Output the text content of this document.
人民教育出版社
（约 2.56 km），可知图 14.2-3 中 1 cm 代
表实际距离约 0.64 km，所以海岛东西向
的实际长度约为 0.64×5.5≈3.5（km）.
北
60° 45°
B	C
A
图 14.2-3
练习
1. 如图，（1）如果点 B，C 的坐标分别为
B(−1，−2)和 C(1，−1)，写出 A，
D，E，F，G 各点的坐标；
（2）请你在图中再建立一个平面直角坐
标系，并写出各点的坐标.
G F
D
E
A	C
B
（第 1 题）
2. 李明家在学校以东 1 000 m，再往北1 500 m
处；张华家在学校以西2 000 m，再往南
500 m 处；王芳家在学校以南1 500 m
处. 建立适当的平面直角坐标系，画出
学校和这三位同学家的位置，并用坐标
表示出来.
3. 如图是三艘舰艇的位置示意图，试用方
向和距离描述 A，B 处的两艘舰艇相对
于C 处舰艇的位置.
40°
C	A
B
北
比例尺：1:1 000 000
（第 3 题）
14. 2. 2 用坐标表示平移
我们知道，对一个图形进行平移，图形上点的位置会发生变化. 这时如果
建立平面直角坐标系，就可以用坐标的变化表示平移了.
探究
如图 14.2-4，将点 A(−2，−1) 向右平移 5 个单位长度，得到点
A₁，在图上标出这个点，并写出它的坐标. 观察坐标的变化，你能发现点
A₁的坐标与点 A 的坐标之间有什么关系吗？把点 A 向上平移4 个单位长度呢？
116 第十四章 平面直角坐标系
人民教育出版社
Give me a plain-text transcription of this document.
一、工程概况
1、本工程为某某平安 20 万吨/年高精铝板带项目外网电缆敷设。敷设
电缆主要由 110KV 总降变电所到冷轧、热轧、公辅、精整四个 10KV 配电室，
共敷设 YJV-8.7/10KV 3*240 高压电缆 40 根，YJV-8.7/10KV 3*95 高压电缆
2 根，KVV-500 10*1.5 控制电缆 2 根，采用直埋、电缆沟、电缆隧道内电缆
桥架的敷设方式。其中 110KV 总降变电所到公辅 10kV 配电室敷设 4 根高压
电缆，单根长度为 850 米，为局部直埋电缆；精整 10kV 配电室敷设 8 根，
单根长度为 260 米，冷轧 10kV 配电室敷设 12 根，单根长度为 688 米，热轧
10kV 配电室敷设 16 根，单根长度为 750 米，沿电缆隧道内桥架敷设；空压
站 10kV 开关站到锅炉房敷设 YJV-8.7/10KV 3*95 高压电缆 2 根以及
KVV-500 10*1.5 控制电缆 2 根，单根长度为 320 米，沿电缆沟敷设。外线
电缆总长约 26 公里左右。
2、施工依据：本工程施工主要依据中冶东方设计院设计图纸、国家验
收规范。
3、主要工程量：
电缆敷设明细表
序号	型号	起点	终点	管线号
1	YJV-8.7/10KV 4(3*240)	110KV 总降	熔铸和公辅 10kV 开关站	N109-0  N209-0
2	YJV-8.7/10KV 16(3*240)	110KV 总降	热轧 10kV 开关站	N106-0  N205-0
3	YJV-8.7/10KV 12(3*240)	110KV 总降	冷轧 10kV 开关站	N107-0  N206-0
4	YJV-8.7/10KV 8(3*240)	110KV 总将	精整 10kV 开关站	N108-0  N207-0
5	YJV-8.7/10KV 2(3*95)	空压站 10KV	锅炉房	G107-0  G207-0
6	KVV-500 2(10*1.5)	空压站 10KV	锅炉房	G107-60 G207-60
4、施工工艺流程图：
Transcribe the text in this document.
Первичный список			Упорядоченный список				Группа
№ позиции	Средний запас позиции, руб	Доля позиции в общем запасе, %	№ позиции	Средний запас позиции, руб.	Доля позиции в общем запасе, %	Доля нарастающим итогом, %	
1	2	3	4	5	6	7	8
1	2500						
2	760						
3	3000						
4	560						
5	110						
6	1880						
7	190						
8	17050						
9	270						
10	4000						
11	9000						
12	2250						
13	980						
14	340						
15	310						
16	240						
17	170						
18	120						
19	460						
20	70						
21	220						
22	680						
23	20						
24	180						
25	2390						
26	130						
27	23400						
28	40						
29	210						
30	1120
_ _ _
» **TASK TO CARRY OUT**
Pick out every line with the string "this" and copy it.

» **SOLUTION TO THE PROBLEM**
Output the text content of this document.
Give me a plain-text transcription of this document.
Transcribe the text in this document.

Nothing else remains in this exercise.